◆ **Stated goal**:
Reproduce every entry below precisely. Pictures are excluded from the copy.

◆ **Given entries**:
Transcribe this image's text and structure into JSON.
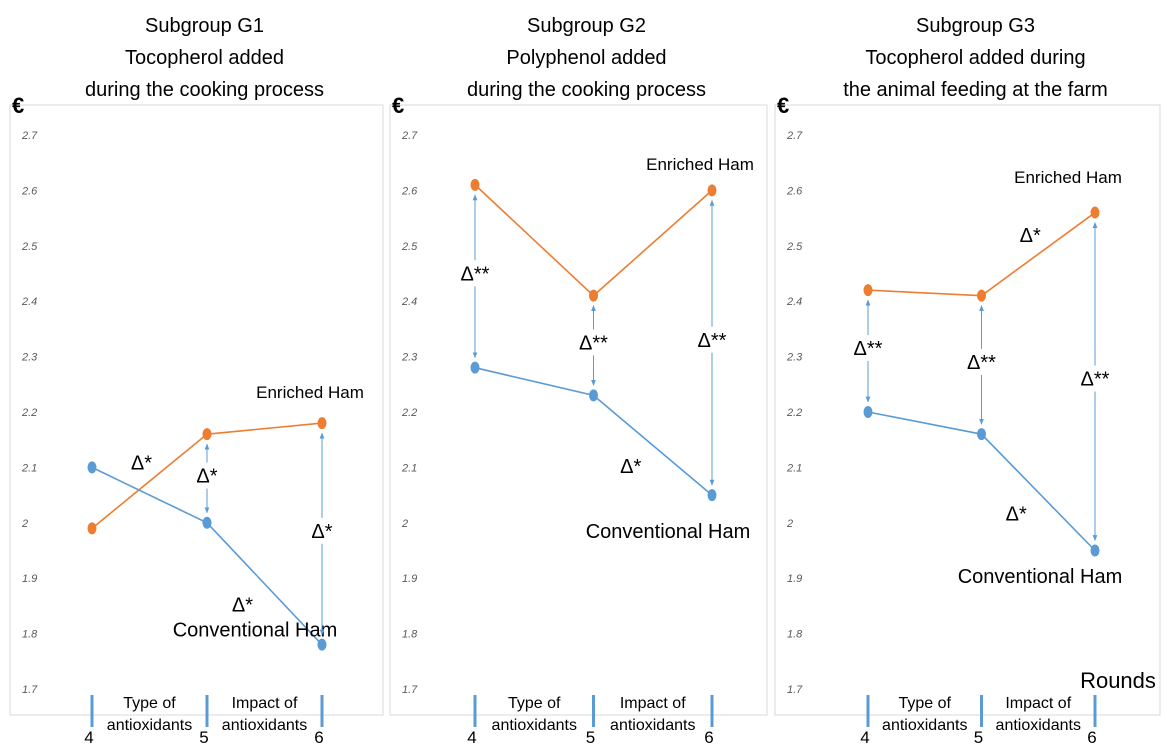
{
  "x_axis_label": "Rounds",
  "currency_symbol": "€",
  "colors": {
    "conventional": "#5B9BD5",
    "enriched": "#ED7D31",
    "arrow": "#5B9BD5",
    "axis_text": "#595959"
  },
  "chart_data": [
    {
      "type": "line",
      "title": [
        "Subgroup G1",
        "Tocopherol added",
        "during the cooking process"
      ],
      "ylabel": "€",
      "ylim": [
        1.7,
        2.7
      ],
      "y_ticks": [
        "1.7",
        "1.8",
        "1.9",
        "2",
        "2.1",
        "2.2",
        "2.3",
        "2.4",
        "2.5",
        "2.6",
        "2.7"
      ],
      "x": [
        4,
        5,
        6
      ],
      "x_tick_labels": [
        "4",
        "5",
        "6"
      ],
      "phase_labels": [
        [
          "Type of",
          "antioxidants"
        ],
        [
          "Impact of",
          "antioxidants"
        ]
      ],
      "series": [
        {
          "name": "Enriched Ham",
          "key": "enriched",
          "values": [
            1.99,
            2.16,
            2.18
          ]
        },
        {
          "name": "Conventional Ham",
          "key": "conventional",
          "values": [
            2.1,
            2.0,
            1.78
          ]
        }
      ],
      "annotations": [
        {
          "text": "Δ*",
          "kind": "line",
          "at": 4.5
        },
        {
          "text": "Δ*",
          "kind": "gap",
          "at": 5
        },
        {
          "text": "Δ*",
          "kind": "gap",
          "at": 6
        },
        {
          "text": "Δ*",
          "kind": "line",
          "at": 5.5
        }
      ]
    },
    {
      "type": "line",
      "title": [
        "Subgroup G2",
        "Polyphenol added",
        "during the cooking process"
      ],
      "ylabel": "€",
      "ylim": [
        1.7,
        2.7
      ],
      "y_ticks": [
        "1.7",
        "1.8",
        "1.9",
        "2",
        "2.1",
        "2.2",
        "2.3",
        "2.4",
        "2.5",
        "2.6",
        "2.7"
      ],
      "x": [
        4,
        5,
        6
      ],
      "x_tick_labels": [
        "4",
        "5",
        "6"
      ],
      "phase_labels": [
        [
          "Type of",
          "antioxidants"
        ],
        [
          "Impact of",
          "antioxidants"
        ]
      ],
      "series": [
        {
          "name": "Enriched Ham",
          "key": "enriched",
          "values": [
            2.61,
            2.41,
            2.6
          ]
        },
        {
          "name": "Conventional Ham",
          "key": "conventional",
          "values": [
            2.28,
            2.23,
            2.05
          ]
        }
      ],
      "annotations": [
        {
          "text": "Δ**",
          "kind": "gap",
          "at": 4
        },
        {
          "text": "Δ**",
          "kind": "gap",
          "at": 5
        },
        {
          "text": "Δ**",
          "kind": "gap",
          "at": 6
        },
        {
          "text": "Δ*",
          "kind": "line",
          "at": 5.5
        }
      ]
    },
    {
      "type": "line",
      "title": [
        "Subgroup G3",
        "Tocopherol added during",
        "the animal feeding at the farm"
      ],
      "ylabel": "€",
      "ylim": [
        1.7,
        2.7
      ],
      "y_ticks": [
        "1.7",
        "1.8",
        "1.9",
        "2",
        "2.1",
        "2.2",
        "2.3",
        "2.4",
        "2.5",
        "2.6",
        "2.7"
      ],
      "x": [
        4,
        5,
        6
      ],
      "x_tick_labels": [
        "4",
        "5",
        "6"
      ],
      "phase_labels": [
        [
          "Type of",
          "antioxidants"
        ],
        [
          "Impact of",
          "antioxidants"
        ]
      ],
      "series": [
        {
          "name": "Enriched Ham",
          "key": "enriched",
          "values": [
            2.42,
            2.41,
            2.56
          ]
        },
        {
          "name": "Conventional Ham",
          "key": "conventional",
          "values": [
            2.2,
            2.16,
            1.95
          ]
        }
      ],
      "annotations": [
        {
          "text": "Δ*",
          "kind": "line",
          "at": 5.5
        },
        {
          "text": "Δ**",
          "kind": "gap",
          "at": 4
        },
        {
          "text": "Δ**",
          "kind": "gap",
          "at": 5
        },
        {
          "text": "Δ**",
          "kind": "gap",
          "at": 6
        },
        {
          "text": "Δ*",
          "kind": "line",
          "at": 5.5
        }
      ]
    }
  ]
}
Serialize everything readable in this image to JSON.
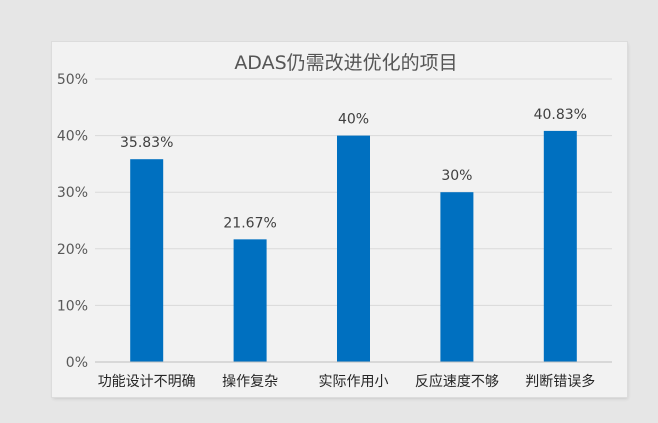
{
  "chart_data": {
    "type": "bar",
    "title": "ADAS仍需改进优化的项目",
    "categories": [
      "功能设计不明确",
      "操作复杂",
      "实际作用小",
      "反应速度不够",
      "判断错误多"
    ],
    "values": [
      35.83,
      21.67,
      40,
      30,
      40.83
    ],
    "data_labels": [
      "35.83%",
      "21.67%",
      "40%",
      "30%",
      "40.83%"
    ],
    "ylim": [
      0,
      50
    ],
    "yticks": [
      "0%",
      "10%",
      "20%",
      "30%",
      "40%",
      "50%"
    ],
    "grid": true,
    "xlabel": "",
    "ylabel": "",
    "bar_color": "#0070c0"
  }
}
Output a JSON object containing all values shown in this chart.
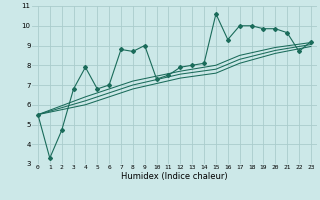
{
  "title": "",
  "xlabel": "Humidex (Indice chaleur)",
  "bg_color": "#cce8e8",
  "grid_color": "#aacccc",
  "line_color": "#1a6b5a",
  "xlim": [
    -0.5,
    23.5
  ],
  "ylim": [
    3,
    11
  ],
  "xticks": [
    0,
    1,
    2,
    3,
    4,
    5,
    6,
    7,
    8,
    9,
    10,
    11,
    12,
    13,
    14,
    15,
    16,
    17,
    18,
    19,
    20,
    21,
    22,
    23
  ],
  "yticks": [
    3,
    4,
    5,
    6,
    7,
    8,
    9,
    10,
    11
  ],
  "series1": [
    [
      0,
      5.5
    ],
    [
      1,
      3.3
    ],
    [
      2,
      4.7
    ],
    [
      3,
      6.8
    ],
    [
      4,
      7.9
    ],
    [
      5,
      6.8
    ],
    [
      6,
      7.0
    ],
    [
      7,
      8.8
    ],
    [
      8,
      8.7
    ],
    [
      9,
      9.0
    ],
    [
      10,
      7.3
    ],
    [
      11,
      7.5
    ],
    [
      12,
      7.9
    ],
    [
      13,
      8.0
    ],
    [
      14,
      8.1
    ],
    [
      15,
      10.6
    ],
    [
      16,
      9.3
    ],
    [
      17,
      10.0
    ],
    [
      18,
      10.0
    ],
    [
      19,
      9.85
    ],
    [
      20,
      9.85
    ],
    [
      21,
      9.65
    ],
    [
      22,
      8.7
    ],
    [
      23,
      9.2
    ]
  ],
  "series2": [
    [
      0,
      5.5
    ],
    [
      4,
      6.4
    ],
    [
      8,
      7.2
    ],
    [
      12,
      7.7
    ],
    [
      15,
      8.0
    ],
    [
      17,
      8.5
    ],
    [
      20,
      8.9
    ],
    [
      23,
      9.15
    ]
  ],
  "series3": [
    [
      0,
      5.5
    ],
    [
      4,
      6.2
    ],
    [
      8,
      7.0
    ],
    [
      12,
      7.55
    ],
    [
      15,
      7.8
    ],
    [
      17,
      8.3
    ],
    [
      20,
      8.75
    ],
    [
      23,
      9.05
    ]
  ],
  "series4": [
    [
      0,
      5.5
    ],
    [
      4,
      6.0
    ],
    [
      8,
      6.8
    ],
    [
      12,
      7.35
    ],
    [
      15,
      7.6
    ],
    [
      17,
      8.1
    ],
    [
      20,
      8.6
    ],
    [
      23,
      8.95
    ]
  ],
  "xlabel_fontsize": 6,
  "tick_fontsize": 4.5
}
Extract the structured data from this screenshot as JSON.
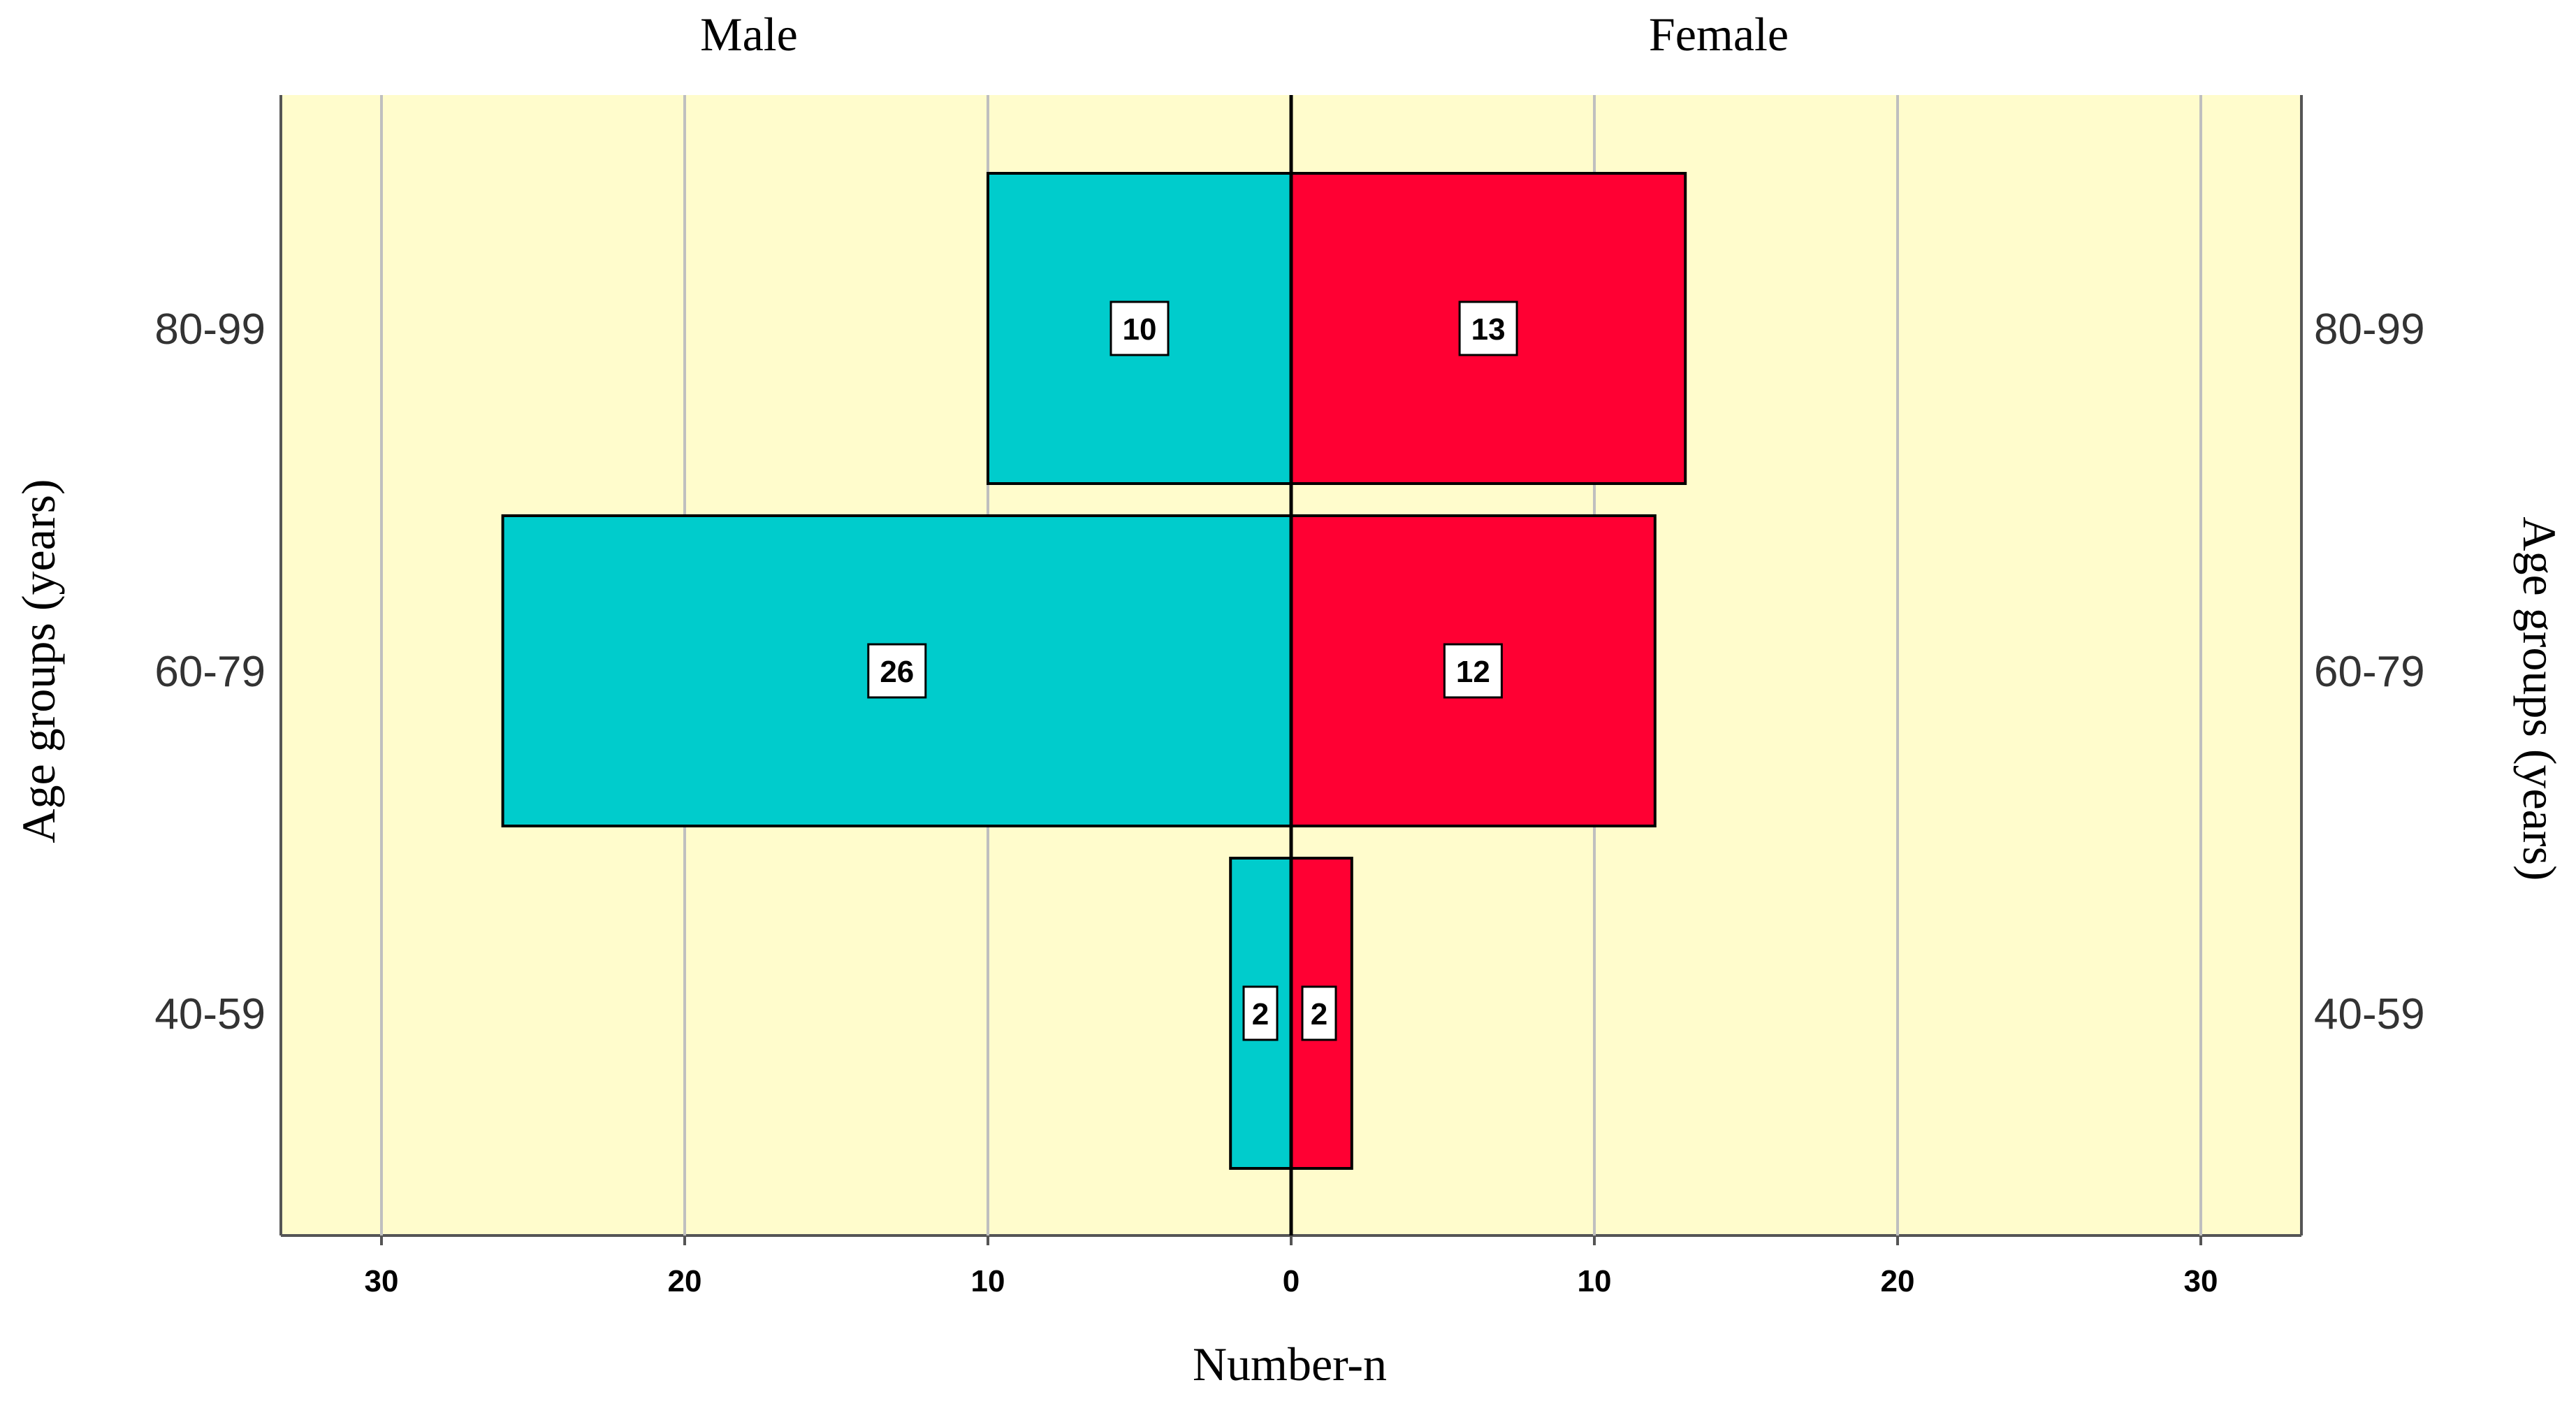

◆ **Response to the exercise**:
Transcribe this image's text and structure into JSON.
{
  "x_axis_label": "Rounds",
  "currency_symbol": "€",
  "colors": {
    "conventional": "#5B9BD5",
    "enriched": "#ED7D31",
    "arrow": "#5B9BD5",
    "axis_text": "#595959"
  },
  "chart_data": [
    {
      "type": "line",
      "title": [
        "Subgroup G1",
        "Tocopherol added",
        "during the cooking process"
      ],
      "ylabel": "€",
      "ylim": [
        1.7,
        2.7
      ],
      "y_ticks": [
        "1.7",
        "1.8",
        "1.9",
        "2",
        "2.1",
        "2.2",
        "2.3",
        "2.4",
        "2.5",
        "2.6",
        "2.7"
      ],
      "x": [
        4,
        5,
        6
      ],
      "x_tick_labels": [
        "4",
        "5",
        "6"
      ],
      "phase_labels": [
        [
          "Type of",
          "antioxidants"
        ],
        [
          "Impact of",
          "antioxidants"
        ]
      ],
      "series": [
        {
          "name": "Enriched Ham",
          "key": "enriched",
          "values": [
            1.99,
            2.16,
            2.18
          ]
        },
        {
          "name": "Conventional Ham",
          "key": "conventional",
          "values": [
            2.1,
            2.0,
            1.78
          ]
        }
      ],
      "annotations": [
        {
          "text": "Δ*",
          "kind": "line",
          "at": 4.5
        },
        {
          "text": "Δ*",
          "kind": "gap",
          "at": 5
        },
        {
          "text": "Δ*",
          "kind": "gap",
          "at": 6
        },
        {
          "text": "Δ*",
          "kind": "line",
          "at": 5.5
        }
      ]
    },
    {
      "type": "line",
      "title": [
        "Subgroup G2",
        "Polyphenol added",
        "during the cooking process"
      ],
      "ylabel": "€",
      "ylim": [
        1.7,
        2.7
      ],
      "y_ticks": [
        "1.7",
        "1.8",
        "1.9",
        "2",
        "2.1",
        "2.2",
        "2.3",
        "2.4",
        "2.5",
        "2.6",
        "2.7"
      ],
      "x": [
        4,
        5,
        6
      ],
      "x_tick_labels": [
        "4",
        "5",
        "6"
      ],
      "phase_labels": [
        [
          "Type of",
          "antioxidants"
        ],
        [
          "Impact of",
          "antioxidants"
        ]
      ],
      "series": [
        {
          "name": "Enriched Ham",
          "key": "enriched",
          "values": [
            2.61,
            2.41,
            2.6
          ]
        },
        {
          "name": "Conventional Ham",
          "key": "conventional",
          "values": [
            2.28,
            2.23,
            2.05
          ]
        }
      ],
      "annotations": [
        {
          "text": "Δ**",
          "kind": "gap",
          "at": 4
        },
        {
          "text": "Δ**",
          "kind": "gap",
          "at": 5
        },
        {
          "text": "Δ**",
          "kind": "gap",
          "at": 6
        },
        {
          "text": "Δ*",
          "kind": "line",
          "at": 5.5
        }
      ]
    },
    {
      "type": "line",
      "title": [
        "Subgroup G3",
        "Tocopherol added during",
        "the animal feeding at the farm"
      ],
      "ylabel": "€",
      "ylim": [
        1.7,
        2.7
      ],
      "y_ticks": [
        "1.7",
        "1.8",
        "1.9",
        "2",
        "2.1",
        "2.2",
        "2.3",
        "2.4",
        "2.5",
        "2.6",
        "2.7"
      ],
      "x": [
        4,
        5,
        6
      ],
      "x_tick_labels": [
        "4",
        "5",
        "6"
      ],
      "phase_labels": [
        [
          "Type of",
          "antioxidants"
        ],
        [
          "Impact of",
          "antioxidants"
        ]
      ],
      "series": [
        {
          "name": "Enriched Ham",
          "key": "enriched",
          "values": [
            2.42,
            2.41,
            2.56
          ]
        },
        {
          "name": "Conventional Ham",
          "key": "conventional",
          "values": [
            2.2,
            2.16,
            1.95
          ]
        }
      ],
      "annotations": [
        {
          "text": "Δ*",
          "kind": "line",
          "at": 5.5
        },
        {
          "text": "Δ**",
          "kind": "gap",
          "at": 4
        },
        {
          "text": "Δ**",
          "kind": "gap",
          "at": 5
        },
        {
          "text": "Δ**",
          "kind": "gap",
          "at": 6
        },
        {
          "text": "Δ*",
          "kind": "line",
          "at": 5.5
        }
      ]
    }
  ]
}
Serialize everything readable in this image to JSON.
{
  "chart_data": {
    "type": "bar",
    "title": "ADAS仍需改进优化的项目",
    "categories": [
      "功能设计不明确",
      "操作复杂",
      "实际作用小",
      "反应速度不够",
      "判断错误多"
    ],
    "values": [
      35.83,
      21.67,
      40,
      30,
      40.83
    ],
    "data_labels": [
      "35.83%",
      "21.67%",
      "40%",
      "30%",
      "40.83%"
    ],
    "ylim": [
      0,
      50
    ],
    "yticks": [
      "0%",
      "10%",
      "20%",
      "30%",
      "40%",
      "50%"
    ],
    "grid": true,
    "xlabel": "",
    "ylabel": "",
    "bar_color": "#0070c0"
  }
}
Output a JSON object containing all values shown in this chart.
{
  "title": "",
  "xlabel": "Humidex (Indice chaleur)",
  "bg_color": "#cce8e8",
  "grid_color": "#aacccc",
  "line_color": "#1a6b5a",
  "xlim": [
    -0.5,
    23.5
  ],
  "ylim": [
    3,
    11
  ],
  "xticks": [
    0,
    1,
    2,
    3,
    4,
    5,
    6,
    7,
    8,
    9,
    10,
    11,
    12,
    13,
    14,
    15,
    16,
    17,
    18,
    19,
    20,
    21,
    22,
    23
  ],
  "yticks": [
    3,
    4,
    5,
    6,
    7,
    8,
    9,
    10,
    11
  ],
  "series1": [
    [
      0,
      5.5
    ],
    [
      1,
      3.3
    ],
    [
      2,
      4.7
    ],
    [
      3,
      6.8
    ],
    [
      4,
      7.9
    ],
    [
      5,
      6.8
    ],
    [
      6,
      7.0
    ],
    [
      7,
      8.8
    ],
    [
      8,
      8.7
    ],
    [
      9,
      9.0
    ],
    [
      10,
      7.3
    ],
    [
      11,
      7.5
    ],
    [
      12,
      7.9
    ],
    [
      13,
      8.0
    ],
    [
      14,
      8.1
    ],
    [
      15,
      10.6
    ],
    [
      16,
      9.3
    ],
    [
      17,
      10.0
    ],
    [
      18,
      10.0
    ],
    [
      19,
      9.85
    ],
    [
      20,
      9.85
    ],
    [
      21,
      9.65
    ],
    [
      22,
      8.7
    ],
    [
      23,
      9.2
    ]
  ],
  "series2": [
    [
      0,
      5.5
    ],
    [
      4,
      6.4
    ],
    [
      8,
      7.2
    ],
    [
      12,
      7.7
    ],
    [
      15,
      8.0
    ],
    [
      17,
      8.5
    ],
    [
      20,
      8.9
    ],
    [
      23,
      9.15
    ]
  ],
  "series3": [
    [
      0,
      5.5
    ],
    [
      4,
      6.2
    ],
    [
      8,
      7.0
    ],
    [
      12,
      7.55
    ],
    [
      15,
      7.8
    ],
    [
      17,
      8.3
    ],
    [
      20,
      8.75
    ],
    [
      23,
      9.05
    ]
  ],
  "series4": [
    [
      0,
      5.5
    ],
    [
      4,
      6.0
    ],
    [
      8,
      6.8
    ],
    [
      12,
      7.35
    ],
    [
      15,
      7.6
    ],
    [
      17,
      8.1
    ],
    [
      20,
      8.6
    ],
    [
      23,
      8.95
    ]
  ],
  "xlabel_fontsize": 6,
  "tick_fontsize": 4.5
}
Extract the structured data from this screenshot as JSON.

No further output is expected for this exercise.